---------- INFORMATION SHOWN
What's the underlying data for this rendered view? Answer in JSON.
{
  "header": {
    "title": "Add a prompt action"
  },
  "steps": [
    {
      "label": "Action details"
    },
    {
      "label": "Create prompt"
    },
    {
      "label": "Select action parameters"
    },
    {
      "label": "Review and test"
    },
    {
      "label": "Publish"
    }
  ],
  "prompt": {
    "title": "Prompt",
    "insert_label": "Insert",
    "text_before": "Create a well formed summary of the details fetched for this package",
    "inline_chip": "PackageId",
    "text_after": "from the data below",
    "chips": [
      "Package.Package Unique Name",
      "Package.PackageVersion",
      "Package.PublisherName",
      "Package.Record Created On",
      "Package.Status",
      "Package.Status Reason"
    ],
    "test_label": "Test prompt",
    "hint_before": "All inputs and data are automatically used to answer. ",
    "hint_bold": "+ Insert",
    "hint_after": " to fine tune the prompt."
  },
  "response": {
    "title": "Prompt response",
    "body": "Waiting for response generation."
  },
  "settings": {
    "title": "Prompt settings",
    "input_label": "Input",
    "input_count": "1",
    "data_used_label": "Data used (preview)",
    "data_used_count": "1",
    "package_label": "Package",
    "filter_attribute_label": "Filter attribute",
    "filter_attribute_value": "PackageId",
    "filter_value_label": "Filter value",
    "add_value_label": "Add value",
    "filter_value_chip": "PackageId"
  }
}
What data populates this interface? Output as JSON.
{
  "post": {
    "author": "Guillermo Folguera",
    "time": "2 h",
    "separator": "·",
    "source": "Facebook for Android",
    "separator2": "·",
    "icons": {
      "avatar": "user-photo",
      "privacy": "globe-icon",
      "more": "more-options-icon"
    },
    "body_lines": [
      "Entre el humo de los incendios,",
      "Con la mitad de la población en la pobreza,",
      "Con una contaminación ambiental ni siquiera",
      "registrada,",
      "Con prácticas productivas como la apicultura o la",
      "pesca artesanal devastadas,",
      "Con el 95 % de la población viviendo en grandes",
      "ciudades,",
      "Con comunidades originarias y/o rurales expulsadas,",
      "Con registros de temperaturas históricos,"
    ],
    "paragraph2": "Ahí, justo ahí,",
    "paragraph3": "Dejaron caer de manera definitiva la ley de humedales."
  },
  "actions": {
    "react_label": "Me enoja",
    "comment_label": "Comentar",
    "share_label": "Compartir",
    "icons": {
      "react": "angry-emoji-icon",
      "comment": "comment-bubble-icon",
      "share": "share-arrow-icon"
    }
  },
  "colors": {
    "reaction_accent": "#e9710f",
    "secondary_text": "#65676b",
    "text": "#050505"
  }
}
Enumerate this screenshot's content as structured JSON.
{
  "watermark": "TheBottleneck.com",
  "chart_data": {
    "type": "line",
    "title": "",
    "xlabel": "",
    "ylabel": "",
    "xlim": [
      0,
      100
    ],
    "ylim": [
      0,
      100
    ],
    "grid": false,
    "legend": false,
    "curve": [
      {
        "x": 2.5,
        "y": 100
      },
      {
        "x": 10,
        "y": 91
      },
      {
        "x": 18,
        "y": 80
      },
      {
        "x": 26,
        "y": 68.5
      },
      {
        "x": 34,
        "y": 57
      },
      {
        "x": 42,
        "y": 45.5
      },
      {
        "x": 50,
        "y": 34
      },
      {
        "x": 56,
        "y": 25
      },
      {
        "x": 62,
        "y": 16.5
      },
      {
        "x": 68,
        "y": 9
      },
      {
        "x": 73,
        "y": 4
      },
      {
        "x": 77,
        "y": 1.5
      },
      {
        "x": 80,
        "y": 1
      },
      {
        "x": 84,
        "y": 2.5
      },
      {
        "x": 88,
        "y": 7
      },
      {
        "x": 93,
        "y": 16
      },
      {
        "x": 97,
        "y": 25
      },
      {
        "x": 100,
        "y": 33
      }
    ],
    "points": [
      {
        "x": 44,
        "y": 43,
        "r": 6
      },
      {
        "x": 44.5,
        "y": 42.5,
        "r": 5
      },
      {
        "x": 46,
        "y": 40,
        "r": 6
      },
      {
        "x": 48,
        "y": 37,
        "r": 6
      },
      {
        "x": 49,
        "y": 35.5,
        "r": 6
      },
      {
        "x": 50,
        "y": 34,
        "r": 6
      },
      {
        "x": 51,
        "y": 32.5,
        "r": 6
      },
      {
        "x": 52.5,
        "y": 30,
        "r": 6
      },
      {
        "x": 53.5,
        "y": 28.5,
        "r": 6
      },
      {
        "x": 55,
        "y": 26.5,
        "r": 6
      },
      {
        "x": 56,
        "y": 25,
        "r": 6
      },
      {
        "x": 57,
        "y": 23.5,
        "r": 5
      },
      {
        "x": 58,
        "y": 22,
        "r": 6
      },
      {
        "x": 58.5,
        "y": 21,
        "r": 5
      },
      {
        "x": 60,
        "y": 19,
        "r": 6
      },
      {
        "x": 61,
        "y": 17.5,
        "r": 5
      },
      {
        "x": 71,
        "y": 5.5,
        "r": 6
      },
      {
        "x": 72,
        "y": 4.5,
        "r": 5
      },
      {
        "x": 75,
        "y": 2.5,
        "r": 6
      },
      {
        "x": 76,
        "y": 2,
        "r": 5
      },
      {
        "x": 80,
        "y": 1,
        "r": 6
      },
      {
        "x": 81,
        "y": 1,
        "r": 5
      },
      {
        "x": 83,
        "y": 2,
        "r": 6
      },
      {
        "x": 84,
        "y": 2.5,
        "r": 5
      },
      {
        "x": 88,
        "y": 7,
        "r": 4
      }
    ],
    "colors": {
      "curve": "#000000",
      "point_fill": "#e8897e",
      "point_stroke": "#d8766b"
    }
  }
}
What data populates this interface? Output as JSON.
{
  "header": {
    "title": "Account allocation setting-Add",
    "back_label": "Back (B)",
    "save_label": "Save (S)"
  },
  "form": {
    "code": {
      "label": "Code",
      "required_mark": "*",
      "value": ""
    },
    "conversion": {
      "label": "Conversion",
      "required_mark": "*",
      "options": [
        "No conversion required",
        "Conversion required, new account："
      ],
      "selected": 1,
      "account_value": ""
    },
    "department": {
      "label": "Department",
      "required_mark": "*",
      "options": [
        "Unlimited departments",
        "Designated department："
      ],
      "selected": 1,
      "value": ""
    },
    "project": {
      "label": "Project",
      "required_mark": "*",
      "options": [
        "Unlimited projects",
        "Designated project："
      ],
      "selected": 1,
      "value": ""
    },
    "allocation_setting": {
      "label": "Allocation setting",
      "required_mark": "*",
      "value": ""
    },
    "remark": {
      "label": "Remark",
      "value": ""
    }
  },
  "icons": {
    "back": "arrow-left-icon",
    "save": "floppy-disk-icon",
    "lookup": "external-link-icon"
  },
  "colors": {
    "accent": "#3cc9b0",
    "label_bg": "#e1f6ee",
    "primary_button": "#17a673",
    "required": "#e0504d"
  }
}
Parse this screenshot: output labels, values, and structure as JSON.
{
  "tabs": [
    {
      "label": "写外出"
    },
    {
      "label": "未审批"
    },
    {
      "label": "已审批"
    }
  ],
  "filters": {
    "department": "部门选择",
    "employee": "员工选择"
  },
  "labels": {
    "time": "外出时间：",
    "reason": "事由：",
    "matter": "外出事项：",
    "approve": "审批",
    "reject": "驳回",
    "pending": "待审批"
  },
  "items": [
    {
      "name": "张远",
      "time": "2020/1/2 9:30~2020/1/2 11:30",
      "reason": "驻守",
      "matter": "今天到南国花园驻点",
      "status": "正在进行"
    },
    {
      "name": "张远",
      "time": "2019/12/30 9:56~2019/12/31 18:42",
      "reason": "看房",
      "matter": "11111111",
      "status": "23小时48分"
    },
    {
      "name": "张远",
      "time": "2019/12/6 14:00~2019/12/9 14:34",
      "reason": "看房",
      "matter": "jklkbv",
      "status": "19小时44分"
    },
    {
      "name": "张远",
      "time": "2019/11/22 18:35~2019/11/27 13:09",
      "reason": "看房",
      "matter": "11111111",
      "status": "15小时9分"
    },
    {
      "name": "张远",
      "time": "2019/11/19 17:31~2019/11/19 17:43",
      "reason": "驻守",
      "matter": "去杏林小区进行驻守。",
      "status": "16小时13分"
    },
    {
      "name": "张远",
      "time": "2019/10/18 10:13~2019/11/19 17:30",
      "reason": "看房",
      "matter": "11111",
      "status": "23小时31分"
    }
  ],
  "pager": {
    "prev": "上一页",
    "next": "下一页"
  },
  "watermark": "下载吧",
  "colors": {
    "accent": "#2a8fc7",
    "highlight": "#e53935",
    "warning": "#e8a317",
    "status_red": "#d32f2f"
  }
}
--------------------
Indicate how many lines of the material include the word "PackageId"; the number alone is required.

- _RESULT_
3